## DO THIS
Read the material below and tally how many lines hold the word "text", giving the number and nothing else.

Items from a figure collection

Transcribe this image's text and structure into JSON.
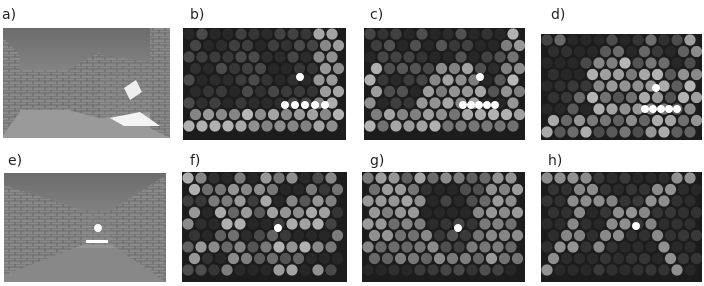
{
  "panels": {
    "labels": [
      "a)",
      "b)",
      "c)",
      "d)",
      "e)",
      "f)",
      "g)",
      "h)"
    ]
  }
}
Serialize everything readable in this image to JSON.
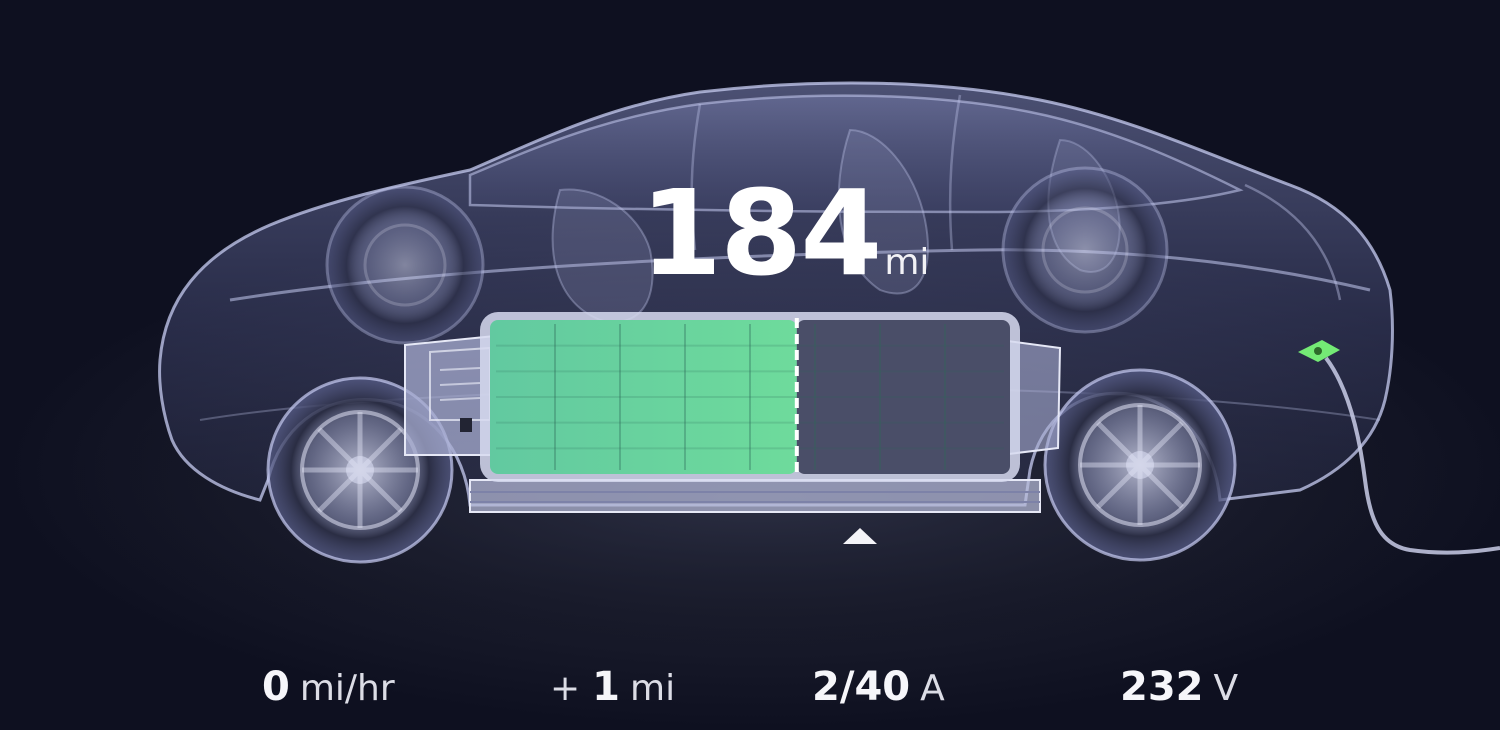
{
  "range": {
    "value": "184",
    "unit": "mi"
  },
  "battery": {
    "charge_fraction": 0.59,
    "charging": true
  },
  "stats": {
    "speed": {
      "value": "0",
      "unit": "mi/hr"
    },
    "added": {
      "sign": "+",
      "value": "1",
      "unit": "mi"
    },
    "current": {
      "value": "2/40",
      "unit": "A"
    },
    "voltage": {
      "value": "232",
      "unit": "V"
    }
  },
  "colors": {
    "background": "#0d0f1c",
    "car_outline": "#c7ccf2",
    "battery_charged": "#5fd19e",
    "battery_empty": "#4a4e68",
    "charge_port": "#7cff7a",
    "text": "#ffffff"
  },
  "icons": {
    "car": "car-xray-icon",
    "battery": "battery-pack-icon",
    "charge_cable": "charge-cable-icon",
    "charge_port": "charge-port-icon",
    "charge_marker": "charge-limit-marker-icon"
  }
}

## THE REPLY
2